## Start RECORD EXCERPTS
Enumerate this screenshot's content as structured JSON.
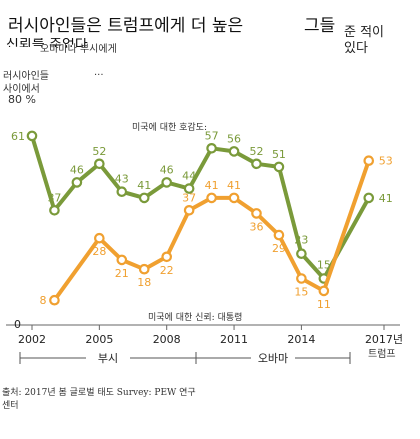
{
  "header": {
    "title_line1": "러시아인들은 트럼프에게 더 높은",
    "title_line1_right": "그들",
    "title_line2": "신뢰를 주었다",
    "title_line2_right": "준 적이",
    "title_line3_right": "있다",
    "subtitle": "오바마나 부시에게",
    "ellipsis": "..."
  },
  "ylabel": {
    "line1": "러시아인들",
    "line2": "사이에서",
    "max_label": "80 %"
  },
  "chart_data": {
    "type": "line",
    "title": "러시아인들은 트럼프에게 더 높은 신뢰를 주었다",
    "xlabel": "",
    "ylabel": "러시아인들 사이에서 (%)",
    "ylim": [
      0,
      80
    ],
    "x": [
      2002,
      2003,
      2004,
      2005,
      2006,
      2007,
      2008,
      2009,
      2010,
      2011,
      2012,
      2013,
      2014,
      2015,
      2017
    ],
    "x_ticks": [
      "2002",
      "2005",
      "2008",
      "2011",
      "2014",
      "2017년"
    ],
    "x_tick_sublabel": "트럼프",
    "y_zero_label": "0",
    "series": [
      {
        "name": "미국에 대한 호감도:",
        "color": "#7a9a3a",
        "x": [
          2002,
          2003,
          2004,
          2005,
          2006,
          2007,
          2008,
          2009,
          2010,
          2011,
          2012,
          2013,
          2014,
          2015,
          2017
        ],
        "values": [
          61,
          37,
          46,
          52,
          43,
          41,
          46,
          44,
          57,
          56,
          52,
          51,
          23,
          15,
          41
        ]
      },
      {
        "name": "미국에 대한 신뢰: 대통령",
        "color": "#f0a030",
        "x": [
          2003,
          2005,
          2006,
          2007,
          2008,
          2009,
          2010,
          2011,
          2012,
          2013,
          2014,
          2015,
          2017
        ],
        "values": [
          8,
          28,
          21,
          18,
          22,
          37,
          41,
          41,
          36,
          29,
          15,
          11,
          53
        ]
      }
    ],
    "eras": [
      {
        "name": "부시"
      },
      {
        "name": "오바마"
      }
    ]
  },
  "footer": {
    "source_line1": "출처: 2017년 봄 글로벌 태도 Survey: PEW 연구",
    "source_line2": "센터"
  }
}
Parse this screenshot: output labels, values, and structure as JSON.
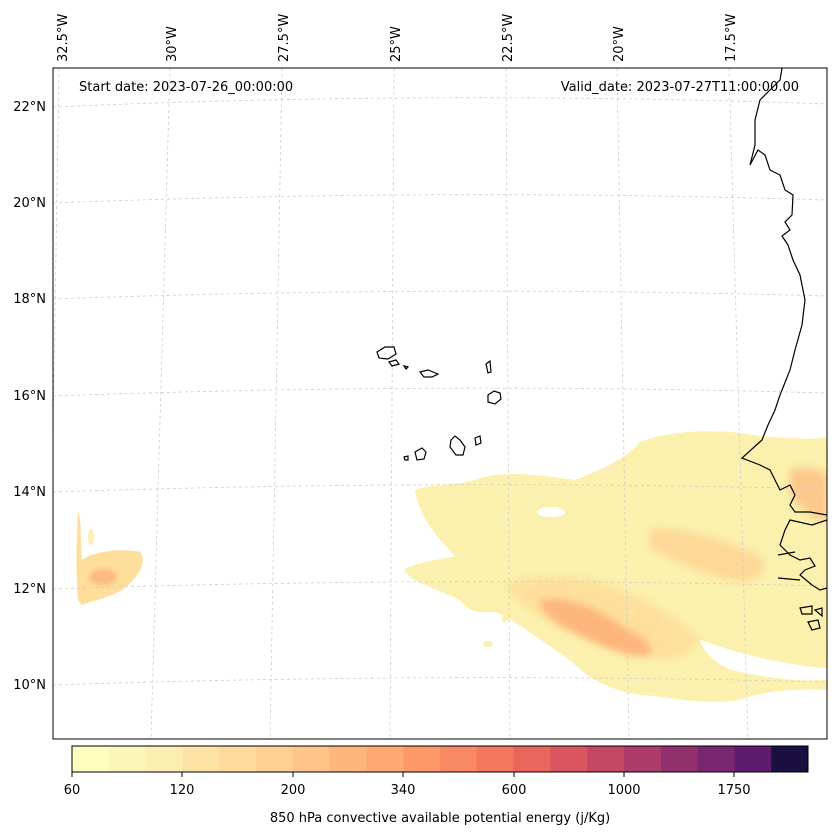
{
  "map": {
    "start_date": "Start date: 2023-07-26_00:00:00",
    "valid_date": "Valid_date: 2023-07-27T11:00:00.00",
    "lon_labels": [
      "32.5°W",
      "30°W",
      "27.5°W",
      "25°W",
      "22.5°W",
      "20°W",
      "17.5°W"
    ],
    "lat_labels": [
      "22°N",
      "20°N",
      "18°N",
      "16°N",
      "14°N",
      "12°N",
      "10°N"
    ]
  },
  "colorbar": {
    "tick_labels": [
      "60",
      "120",
      "200",
      "340",
      "600",
      "1000",
      "1750"
    ],
    "label": "850 hPa convective available potential energy (j/Kg)",
    "colors": [
      "#fcfdbf",
      "#fcf5b8",
      "#fcedb0",
      "#fde4a6",
      "#fedb9c",
      "#fed092",
      "#fec488",
      "#feb67d",
      "#fea873",
      "#fd9969",
      "#f98962",
      "#f3785d",
      "#e8665c",
      "#d9555f",
      "#c44764",
      "#ac3c6a",
      "#92306e",
      "#79276f",
      "#5f1c6e",
      "#1a1040"
    ]
  },
  "chart_data": {
    "type": "heatmap",
    "variable": "850 hPa convective available potential energy (j/Kg)",
    "colorbar_ticks": [
      60,
      120,
      200,
      340,
      600,
      1000,
      1750
    ],
    "lon_range_deg": [
      -33,
      -16
    ],
    "lat_range_deg": [
      9,
      23
    ],
    "grid": true
  }
}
## End RECORD EXCERPTS
**PROBLEM REQUIREMENTS:**
All of the lines above should be retyped precisely, apart from the pictures.

**RESULT OF THE EXERCISE:**
Enumerate this screenshot's content as structured JSON.
{
  "header": {
    "title_line1": "러시아인들은 트럼프에게 더 높은",
    "title_line1_right": "그들",
    "title_line2": "신뢰를 주었다",
    "title_line2_right": "준 적이",
    "title_line3_right": "있다",
    "subtitle": "오바마나 부시에게",
    "ellipsis": "..."
  },
  "ylabel": {
    "line1": "러시아인들",
    "line2": "사이에서",
    "max_label": "80 %"
  },
  "chart_data": {
    "type": "line",
    "title": "러시아인들은 트럼프에게 더 높은 신뢰를 주었다",
    "xlabel": "",
    "ylabel": "러시아인들 사이에서 (%)",
    "ylim": [
      0,
      80
    ],
    "x": [
      2002,
      2003,
      2004,
      2005,
      2006,
      2007,
      2008,
      2009,
      2010,
      2011,
      2012,
      2013,
      2014,
      2015,
      2017
    ],
    "x_ticks": [
      "2002",
      "2005",
      "2008",
      "2011",
      "2014",
      "2017년"
    ],
    "x_tick_sublabel": "트럼프",
    "y_zero_label": "0",
    "series": [
      {
        "name": "미국에 대한 호감도:",
        "color": "#7a9a3a",
        "x": [
          2002,
          2003,
          2004,
          2005,
          2006,
          2007,
          2008,
          2009,
          2010,
          2011,
          2012,
          2013,
          2014,
          2015,
          2017
        ],
        "values": [
          61,
          37,
          46,
          52,
          43,
          41,
          46,
          44,
          57,
          56,
          52,
          51,
          23,
          15,
          41
        ]
      },
      {
        "name": "미국에 대한 신뢰: 대통령",
        "color": "#f0a030",
        "x": [
          2003,
          2005,
          2006,
          2007,
          2008,
          2009,
          2010,
          2011,
          2012,
          2013,
          2014,
          2015,
          2017
        ],
        "values": [
          8,
          28,
          21,
          18,
          22,
          37,
          41,
          41,
          36,
          29,
          15,
          11,
          53
        ]
      }
    ],
    "eras": [
      {
        "name": "부시"
      },
      {
        "name": "오바마"
      }
    ]
  },
  "footer": {
    "source_line1": "출처: 2017년 봄 글로벌 태도 Survey: PEW 연구",
    "source_line2": "센터"
  }
}
Parse this screenshot: output labels, values, and structure as JSON.
{
  "map": {
    "start_date": "Start date: 2023-07-26_00:00:00",
    "valid_date": "Valid_date: 2023-07-27T11:00:00.00",
    "lon_labels": [
      "32.5°W",
      "30°W",
      "27.5°W",
      "25°W",
      "22.5°W",
      "20°W",
      "17.5°W"
    ],
    "lat_labels": [
      "22°N",
      "20°N",
      "18°N",
      "16°N",
      "14°N",
      "12°N",
      "10°N"
    ]
  },
  "colorbar": {
    "tick_labels": [
      "60",
      "120",
      "200",
      "340",
      "600",
      "1000",
      "1750"
    ],
    "label": "850 hPa convective available potential energy (j/Kg)",
    "colors": [
      "#fcfdbf",
      "#fcf5b8",
      "#fcedb0",
      "#fde4a6",
      "#fedb9c",
      "#fed092",
      "#fec488",
      "#feb67d",
      "#fea873",
      "#fd9969",
      "#f98962",
      "#f3785d",
      "#e8665c",
      "#d9555f",
      "#c44764",
      "#ac3c6a",
      "#92306e",
      "#79276f",
      "#5f1c6e",
      "#1a1040"
    ]
  },
  "chart_data": {
    "type": "heatmap",
    "variable": "850 hPa convective available potential energy (j/Kg)",
    "colorbar_ticks": [
      60,
      120,
      200,
      340,
      600,
      1000,
      1750
    ],
    "lon_range_deg": [
      -33,
      -16
    ],
    "lat_range_deg": [
      9,
      23
    ],
    "grid": true
  }
}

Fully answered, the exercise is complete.